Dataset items
_ _ _

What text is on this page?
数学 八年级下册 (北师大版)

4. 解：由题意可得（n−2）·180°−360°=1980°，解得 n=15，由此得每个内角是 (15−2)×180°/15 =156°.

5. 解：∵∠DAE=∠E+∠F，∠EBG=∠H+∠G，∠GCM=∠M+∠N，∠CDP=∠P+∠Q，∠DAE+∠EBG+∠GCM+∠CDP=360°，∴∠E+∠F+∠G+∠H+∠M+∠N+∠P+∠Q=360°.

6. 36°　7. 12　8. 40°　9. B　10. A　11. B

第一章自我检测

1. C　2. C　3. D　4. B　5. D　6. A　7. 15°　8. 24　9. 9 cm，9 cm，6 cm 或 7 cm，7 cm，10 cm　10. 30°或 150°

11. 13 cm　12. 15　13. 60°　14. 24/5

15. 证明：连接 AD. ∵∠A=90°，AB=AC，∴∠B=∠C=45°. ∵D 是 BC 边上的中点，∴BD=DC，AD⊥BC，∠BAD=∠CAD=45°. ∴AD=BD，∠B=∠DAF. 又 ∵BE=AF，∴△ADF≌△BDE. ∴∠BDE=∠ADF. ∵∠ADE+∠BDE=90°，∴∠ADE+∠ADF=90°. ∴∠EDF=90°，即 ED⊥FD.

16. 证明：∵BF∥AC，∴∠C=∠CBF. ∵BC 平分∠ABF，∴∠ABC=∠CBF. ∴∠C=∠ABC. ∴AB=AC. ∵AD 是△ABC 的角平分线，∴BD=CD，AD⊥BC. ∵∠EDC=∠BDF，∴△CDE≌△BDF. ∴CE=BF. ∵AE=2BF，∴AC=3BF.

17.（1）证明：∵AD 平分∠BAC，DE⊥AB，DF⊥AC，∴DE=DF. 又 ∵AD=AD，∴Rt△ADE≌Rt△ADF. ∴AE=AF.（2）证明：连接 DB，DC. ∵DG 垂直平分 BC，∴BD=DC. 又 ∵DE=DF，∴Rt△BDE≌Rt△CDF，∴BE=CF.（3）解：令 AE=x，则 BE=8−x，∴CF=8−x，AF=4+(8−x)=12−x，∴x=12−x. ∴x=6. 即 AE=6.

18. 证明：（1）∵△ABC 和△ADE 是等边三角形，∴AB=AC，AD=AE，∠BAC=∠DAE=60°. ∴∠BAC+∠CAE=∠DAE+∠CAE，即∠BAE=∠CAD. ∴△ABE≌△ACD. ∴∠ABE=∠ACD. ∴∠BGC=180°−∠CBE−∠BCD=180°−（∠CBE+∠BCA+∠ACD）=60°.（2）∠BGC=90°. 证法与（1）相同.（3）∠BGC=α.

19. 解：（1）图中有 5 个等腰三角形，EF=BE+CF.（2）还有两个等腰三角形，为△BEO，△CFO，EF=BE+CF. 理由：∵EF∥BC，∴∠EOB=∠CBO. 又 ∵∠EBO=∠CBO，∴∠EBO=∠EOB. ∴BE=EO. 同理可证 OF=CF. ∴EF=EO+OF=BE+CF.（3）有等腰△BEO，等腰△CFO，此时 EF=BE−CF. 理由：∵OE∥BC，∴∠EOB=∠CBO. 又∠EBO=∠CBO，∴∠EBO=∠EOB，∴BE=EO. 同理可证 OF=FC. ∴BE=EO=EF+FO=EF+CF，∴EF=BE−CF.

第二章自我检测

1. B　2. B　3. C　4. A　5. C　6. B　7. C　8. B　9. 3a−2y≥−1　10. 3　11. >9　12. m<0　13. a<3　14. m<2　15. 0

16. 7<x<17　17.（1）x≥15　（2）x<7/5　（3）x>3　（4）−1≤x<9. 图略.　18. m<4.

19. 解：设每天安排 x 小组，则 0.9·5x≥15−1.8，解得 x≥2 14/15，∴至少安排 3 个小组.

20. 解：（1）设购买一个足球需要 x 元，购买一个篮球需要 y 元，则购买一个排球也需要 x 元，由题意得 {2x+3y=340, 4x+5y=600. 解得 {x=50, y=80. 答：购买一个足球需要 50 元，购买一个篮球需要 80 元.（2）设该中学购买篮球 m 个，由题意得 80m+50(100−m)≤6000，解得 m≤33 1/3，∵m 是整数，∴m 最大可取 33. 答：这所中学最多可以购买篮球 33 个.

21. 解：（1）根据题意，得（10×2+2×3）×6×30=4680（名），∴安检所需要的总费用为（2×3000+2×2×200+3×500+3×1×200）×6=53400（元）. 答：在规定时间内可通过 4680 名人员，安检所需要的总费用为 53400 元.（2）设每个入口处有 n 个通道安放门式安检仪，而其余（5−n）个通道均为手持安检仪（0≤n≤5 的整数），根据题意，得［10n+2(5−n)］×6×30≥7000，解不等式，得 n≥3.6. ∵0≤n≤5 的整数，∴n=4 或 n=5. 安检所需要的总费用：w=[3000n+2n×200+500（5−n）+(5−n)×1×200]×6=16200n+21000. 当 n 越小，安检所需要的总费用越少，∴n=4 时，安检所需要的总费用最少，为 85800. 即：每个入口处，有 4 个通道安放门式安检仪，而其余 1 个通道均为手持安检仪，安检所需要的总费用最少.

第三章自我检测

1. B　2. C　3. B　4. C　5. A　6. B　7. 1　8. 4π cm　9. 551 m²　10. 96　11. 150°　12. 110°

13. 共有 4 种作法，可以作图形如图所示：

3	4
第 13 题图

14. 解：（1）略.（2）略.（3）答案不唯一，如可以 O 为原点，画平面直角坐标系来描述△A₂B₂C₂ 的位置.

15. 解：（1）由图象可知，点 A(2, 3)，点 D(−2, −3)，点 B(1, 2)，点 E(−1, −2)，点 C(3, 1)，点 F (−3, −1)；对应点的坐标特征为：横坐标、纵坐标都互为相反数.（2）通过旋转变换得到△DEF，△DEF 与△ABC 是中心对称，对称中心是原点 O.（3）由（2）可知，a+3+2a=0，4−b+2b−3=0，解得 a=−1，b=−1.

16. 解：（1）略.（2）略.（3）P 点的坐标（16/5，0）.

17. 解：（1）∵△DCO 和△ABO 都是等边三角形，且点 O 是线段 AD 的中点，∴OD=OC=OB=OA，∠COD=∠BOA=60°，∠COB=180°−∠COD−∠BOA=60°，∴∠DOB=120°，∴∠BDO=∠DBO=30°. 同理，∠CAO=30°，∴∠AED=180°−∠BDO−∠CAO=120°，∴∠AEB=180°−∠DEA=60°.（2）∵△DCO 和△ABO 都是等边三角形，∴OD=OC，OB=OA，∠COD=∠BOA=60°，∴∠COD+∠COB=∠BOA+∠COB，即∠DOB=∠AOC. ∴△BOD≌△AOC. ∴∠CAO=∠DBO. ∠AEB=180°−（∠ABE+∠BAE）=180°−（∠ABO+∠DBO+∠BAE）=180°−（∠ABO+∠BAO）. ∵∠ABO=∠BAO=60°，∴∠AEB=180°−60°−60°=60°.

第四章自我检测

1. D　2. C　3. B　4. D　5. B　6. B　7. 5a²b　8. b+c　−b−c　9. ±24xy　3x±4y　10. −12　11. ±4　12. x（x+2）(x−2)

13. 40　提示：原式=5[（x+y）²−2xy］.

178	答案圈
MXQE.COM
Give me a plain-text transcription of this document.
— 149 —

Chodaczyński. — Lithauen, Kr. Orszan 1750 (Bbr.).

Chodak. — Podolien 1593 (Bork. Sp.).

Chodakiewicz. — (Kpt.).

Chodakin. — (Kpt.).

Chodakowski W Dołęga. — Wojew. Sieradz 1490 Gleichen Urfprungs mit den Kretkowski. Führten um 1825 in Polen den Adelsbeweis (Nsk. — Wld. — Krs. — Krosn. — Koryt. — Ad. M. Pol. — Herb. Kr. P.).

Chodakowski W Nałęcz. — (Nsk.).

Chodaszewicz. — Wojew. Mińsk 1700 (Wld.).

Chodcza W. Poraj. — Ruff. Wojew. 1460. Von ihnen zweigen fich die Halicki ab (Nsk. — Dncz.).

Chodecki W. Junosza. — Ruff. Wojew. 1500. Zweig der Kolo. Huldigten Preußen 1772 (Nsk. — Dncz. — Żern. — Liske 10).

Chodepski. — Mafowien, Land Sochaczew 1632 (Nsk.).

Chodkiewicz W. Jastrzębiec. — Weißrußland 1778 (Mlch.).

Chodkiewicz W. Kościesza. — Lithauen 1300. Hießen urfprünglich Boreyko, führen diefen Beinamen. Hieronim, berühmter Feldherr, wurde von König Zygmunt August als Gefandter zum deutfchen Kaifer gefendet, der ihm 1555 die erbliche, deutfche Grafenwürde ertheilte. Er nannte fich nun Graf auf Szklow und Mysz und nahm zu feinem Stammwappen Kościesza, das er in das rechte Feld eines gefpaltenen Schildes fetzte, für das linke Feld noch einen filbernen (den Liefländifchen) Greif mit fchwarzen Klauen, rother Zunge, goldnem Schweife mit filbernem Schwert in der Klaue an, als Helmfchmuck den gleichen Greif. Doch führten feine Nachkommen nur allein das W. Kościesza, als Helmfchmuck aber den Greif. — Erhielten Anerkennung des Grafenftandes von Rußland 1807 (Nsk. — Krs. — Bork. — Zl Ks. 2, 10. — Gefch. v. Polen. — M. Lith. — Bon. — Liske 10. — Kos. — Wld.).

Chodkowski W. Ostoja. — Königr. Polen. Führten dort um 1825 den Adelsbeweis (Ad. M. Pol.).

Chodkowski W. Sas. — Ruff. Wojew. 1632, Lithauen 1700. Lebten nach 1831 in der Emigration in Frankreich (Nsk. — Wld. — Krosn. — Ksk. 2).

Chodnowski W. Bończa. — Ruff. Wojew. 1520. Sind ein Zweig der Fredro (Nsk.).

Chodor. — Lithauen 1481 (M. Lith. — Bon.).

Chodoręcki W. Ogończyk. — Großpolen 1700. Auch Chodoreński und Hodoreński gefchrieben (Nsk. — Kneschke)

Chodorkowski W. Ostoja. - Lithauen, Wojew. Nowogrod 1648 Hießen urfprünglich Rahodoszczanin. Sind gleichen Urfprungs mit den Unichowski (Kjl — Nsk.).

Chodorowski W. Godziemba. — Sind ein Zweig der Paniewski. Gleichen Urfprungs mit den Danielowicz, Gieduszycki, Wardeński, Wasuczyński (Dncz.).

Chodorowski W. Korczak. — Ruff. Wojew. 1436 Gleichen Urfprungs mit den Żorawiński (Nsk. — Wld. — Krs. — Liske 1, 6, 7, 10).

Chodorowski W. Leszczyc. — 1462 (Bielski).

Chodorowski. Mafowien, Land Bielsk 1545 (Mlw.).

_ _ _

Do this ▸ Show all lines from the records above where the word "Chodorowski" occurs.

Solution for this task ▸
Chodorowski W. Godziemba. — Sind ein Zweig der Paniewski. Gleichen Urfprungs mit den Danielowicz, Gieduszycki, Wardeński, Wasuczyński (Dncz.).
Chodorowski W. Korczak. — Ruff. Wojew. 1436 Gleichen Urfprungs mit den Żorawiński (Nsk. — Wld. — Krs. — Liske 1, 6, 7, 10).
Chodorowski W. Leszczyc. — 1462 (Bielski).
Chodorowski. Mafowien, Land Bielsk 1545 (Mlw.).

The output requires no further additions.